Below is a block of data; give all of it again word for word.
·····
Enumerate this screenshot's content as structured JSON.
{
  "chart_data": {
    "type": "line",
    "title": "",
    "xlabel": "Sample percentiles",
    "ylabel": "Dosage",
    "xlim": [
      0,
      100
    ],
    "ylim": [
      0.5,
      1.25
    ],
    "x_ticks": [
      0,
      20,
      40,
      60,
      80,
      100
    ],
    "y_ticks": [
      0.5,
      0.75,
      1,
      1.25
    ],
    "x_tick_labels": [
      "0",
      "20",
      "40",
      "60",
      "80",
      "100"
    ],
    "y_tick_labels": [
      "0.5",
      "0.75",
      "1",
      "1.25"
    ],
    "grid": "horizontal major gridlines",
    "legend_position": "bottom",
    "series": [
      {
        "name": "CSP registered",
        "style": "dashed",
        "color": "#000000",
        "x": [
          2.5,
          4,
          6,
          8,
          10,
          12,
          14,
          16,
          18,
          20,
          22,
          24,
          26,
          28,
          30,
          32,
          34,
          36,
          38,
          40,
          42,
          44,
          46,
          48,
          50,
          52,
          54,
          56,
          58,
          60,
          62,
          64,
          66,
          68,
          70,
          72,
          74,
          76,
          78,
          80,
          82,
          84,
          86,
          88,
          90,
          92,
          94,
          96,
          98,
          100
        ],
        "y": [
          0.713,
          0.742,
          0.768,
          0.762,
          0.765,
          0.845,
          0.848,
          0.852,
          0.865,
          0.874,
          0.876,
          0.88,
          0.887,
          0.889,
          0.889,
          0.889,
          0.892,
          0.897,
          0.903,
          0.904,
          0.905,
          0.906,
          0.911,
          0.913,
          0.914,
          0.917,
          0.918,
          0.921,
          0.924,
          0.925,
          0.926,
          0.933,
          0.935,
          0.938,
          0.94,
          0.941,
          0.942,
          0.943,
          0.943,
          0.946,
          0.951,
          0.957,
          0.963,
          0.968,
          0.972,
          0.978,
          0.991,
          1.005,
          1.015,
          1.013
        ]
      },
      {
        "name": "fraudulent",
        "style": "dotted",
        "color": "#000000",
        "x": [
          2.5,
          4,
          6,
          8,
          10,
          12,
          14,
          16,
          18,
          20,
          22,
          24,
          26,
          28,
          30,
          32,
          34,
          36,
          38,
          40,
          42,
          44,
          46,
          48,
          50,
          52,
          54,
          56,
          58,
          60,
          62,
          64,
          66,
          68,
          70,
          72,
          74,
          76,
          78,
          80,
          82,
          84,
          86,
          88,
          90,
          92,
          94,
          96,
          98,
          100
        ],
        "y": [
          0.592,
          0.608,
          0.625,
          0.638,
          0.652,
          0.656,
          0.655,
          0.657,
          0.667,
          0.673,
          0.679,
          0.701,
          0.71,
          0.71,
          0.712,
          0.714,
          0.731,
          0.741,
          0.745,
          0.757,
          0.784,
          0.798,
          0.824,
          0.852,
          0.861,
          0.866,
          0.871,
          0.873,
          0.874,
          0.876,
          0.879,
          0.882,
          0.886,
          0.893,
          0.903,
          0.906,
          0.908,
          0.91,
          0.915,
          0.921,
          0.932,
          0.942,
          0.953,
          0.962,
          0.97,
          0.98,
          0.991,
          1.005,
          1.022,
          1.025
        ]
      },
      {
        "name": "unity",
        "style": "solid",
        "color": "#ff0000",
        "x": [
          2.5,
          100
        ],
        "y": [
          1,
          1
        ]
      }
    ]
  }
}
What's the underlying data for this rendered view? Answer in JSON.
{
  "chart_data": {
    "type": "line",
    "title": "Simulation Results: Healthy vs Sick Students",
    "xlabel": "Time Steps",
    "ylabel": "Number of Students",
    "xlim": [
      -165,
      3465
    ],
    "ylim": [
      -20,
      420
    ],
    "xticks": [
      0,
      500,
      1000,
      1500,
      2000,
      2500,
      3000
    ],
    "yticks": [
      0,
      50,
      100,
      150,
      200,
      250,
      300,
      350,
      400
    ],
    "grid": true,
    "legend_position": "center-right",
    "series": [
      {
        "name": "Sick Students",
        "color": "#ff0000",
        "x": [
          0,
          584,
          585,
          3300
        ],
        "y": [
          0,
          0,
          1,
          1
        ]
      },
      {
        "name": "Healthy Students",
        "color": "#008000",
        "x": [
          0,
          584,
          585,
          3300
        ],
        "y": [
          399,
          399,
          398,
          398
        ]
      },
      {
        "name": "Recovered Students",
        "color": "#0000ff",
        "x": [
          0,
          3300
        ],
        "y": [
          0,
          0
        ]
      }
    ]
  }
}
·····
- [Output for this exercise]
Enumerate this screenshot's content as structured JSON.
{
  "chart_data": {
    "type": "line",
    "title": "",
    "xlabel": "Sample percentiles",
    "ylabel": "Dosage",
    "xlim": [
      0,
      100
    ],
    "ylim": [
      0.5,
      1.25
    ],
    "x_ticks": [
      0,
      20,
      40,
      60,
      80,
      100
    ],
    "y_ticks": [
      0.5,
      0.75,
      1,
      1.25
    ],
    "x_tick_labels": [
      "0",
      "20",
      "40",
      "60",
      "80",
      "100"
    ],
    "y_tick_labels": [
      "0.5",
      "0.75",
      "1",
      "1.25"
    ],
    "grid": "horizontal major gridlines",
    "legend_position": "bottom",
    "series": [
      {
        "name": "CSP registered",
        "style": "dashed",
        "color": "#000000",
        "x": [
          2.5,
          4,
          6,
          8,
          10,
          12,
          14,
          16,
          18,
          20,
          22,
          24,
          26,
          28,
          30,
          32,
          34,
          36,
          38,
          40,
          42,
          44,
          46,
          48,
          50,
          52,
          54,
          56,
          58,
          60,
          62,
          64,
          66,
          68,
          70,
          72,
          74,
          76,
          78,
          80,
          82,
          84,
          86,
          88,
          90,
          92,
          94,
          96,
          98,
          100
        ],
        "y": [
          0.713,
          0.742,
          0.768,
          0.762,
          0.765,
          0.845,
          0.848,
          0.852,
          0.865,
          0.874,
          0.876,
          0.88,
          0.887,
          0.889,
          0.889,
          0.889,
          0.892,
          0.897,
          0.903,
          0.904,
          0.905,
          0.906,
          0.911,
          0.913,
          0.914,
          0.917,
          0.918,
          0.921,
          0.924,
          0.925,
          0.926,
          0.933,
          0.935,
          0.938,
          0.94,
          0.941,
          0.942,
          0.943,
          0.943,
          0.946,
          0.951,
          0.957,
          0.963,
          0.968,
          0.972,
          0.978,
          0.991,
          1.005,
          1.015,
          1.013
        ]
      },
      {
        "name": "fraudulent",
        "style": "dotted",
        "color": "#000000",
        "x": [
          2.5,
          4,
          6,
          8,
          10,
          12,
          14,
          16,
          18,
          20,
          22,
          24,
          26,
          28,
          30,
          32,
          34,
          36,
          38,
          40,
          42,
          44,
          46,
          48,
          50,
          52,
          54,
          56,
          58,
          60,
          62,
          64,
          66,
          68,
          70,
          72,
          74,
          76,
          78,
          80,
          82,
          84,
          86,
          88,
          90,
          92,
          94,
          96,
          98,
          100
        ],
        "y": [
          0.592,
          0.608,
          0.625,
          0.638,
          0.652,
          0.656,
          0.655,
          0.657,
          0.667,
          0.673,
          0.679,
          0.701,
          0.71,
          0.71,
          0.712,
          0.714,
          0.731,
          0.741,
          0.745,
          0.757,
          0.784,
          0.798,
          0.824,
          0.852,
          0.861,
          0.866,
          0.871,
          0.873,
          0.874,
          0.876,
          0.879,
          0.882,
          0.886,
          0.893,
          0.903,
          0.906,
          0.908,
          0.91,
          0.915,
          0.921,
          0.932,
          0.942,
          0.953,
          0.962,
          0.97,
          0.98,
          0.991,
          1.005,
          1.022,
          1.025
        ]
      },
      {
        "name": "unity",
        "style": "solid",
        "color": "#ff0000",
        "x": [
          2.5,
          100
        ],
        "y": [
          1,
          1
        ]
      }
    ]
  }
}
What's the underlying data for this rendered view? Answer in JSON.
{
  "chart_data": {
    "type": "line",
    "title": "Simulation Results: Healthy vs Sick Students",
    "xlabel": "Time Steps",
    "ylabel": "Number of Students",
    "xlim": [
      -165,
      3465
    ],
    "ylim": [
      -20,
      420
    ],
    "xticks": [
      0,
      500,
      1000,
      1500,
      2000,
      2500,
      3000
    ],
    "yticks": [
      0,
      50,
      100,
      150,
      200,
      250,
      300,
      350,
      400
    ],
    "grid": true,
    "legend_position": "center-right",
    "series": [
      {
        "name": "Sick Students",
        "color": "#ff0000",
        "x": [
          0,
          584,
          585,
          3300
        ],
        "y": [
          0,
          0,
          1,
          1
        ]
      },
      {
        "name": "Healthy Students",
        "color": "#008000",
        "x": [
          0,
          584,
          585,
          3300
        ],
        "y": [
          399,
          399,
          398,
          398
        ]
      },
      {
        "name": "Recovered Students",
        "color": "#0000ff",
        "x": [
          0,
          3300
        ],
        "y": [
          0,
          0
        ]
      }
    ]
  }
}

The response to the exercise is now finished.